> [What is asked]: Present each line of the entries below that holds the word "this".

> [The input]:
────────

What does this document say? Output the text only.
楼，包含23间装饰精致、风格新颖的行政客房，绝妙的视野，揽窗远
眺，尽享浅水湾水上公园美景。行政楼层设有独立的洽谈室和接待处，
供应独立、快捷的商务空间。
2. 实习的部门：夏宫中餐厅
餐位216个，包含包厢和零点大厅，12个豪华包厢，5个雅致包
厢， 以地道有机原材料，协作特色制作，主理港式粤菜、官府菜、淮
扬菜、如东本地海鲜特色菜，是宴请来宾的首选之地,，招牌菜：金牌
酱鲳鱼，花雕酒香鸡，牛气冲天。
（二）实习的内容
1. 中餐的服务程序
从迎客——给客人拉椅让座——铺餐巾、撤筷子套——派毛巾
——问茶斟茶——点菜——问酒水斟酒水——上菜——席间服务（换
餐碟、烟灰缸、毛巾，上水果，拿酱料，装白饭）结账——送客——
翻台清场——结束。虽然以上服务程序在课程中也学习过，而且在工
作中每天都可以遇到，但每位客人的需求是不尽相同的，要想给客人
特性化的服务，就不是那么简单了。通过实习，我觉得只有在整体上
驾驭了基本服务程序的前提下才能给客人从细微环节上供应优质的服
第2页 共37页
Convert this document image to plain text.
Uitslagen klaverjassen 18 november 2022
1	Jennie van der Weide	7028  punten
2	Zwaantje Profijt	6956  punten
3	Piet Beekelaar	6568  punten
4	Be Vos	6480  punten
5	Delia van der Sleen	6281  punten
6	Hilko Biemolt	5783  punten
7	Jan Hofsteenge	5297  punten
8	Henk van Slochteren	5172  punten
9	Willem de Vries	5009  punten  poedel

────────

> [Written reply]:
What does this document say? Output the text only.
Convert this document image to plain text.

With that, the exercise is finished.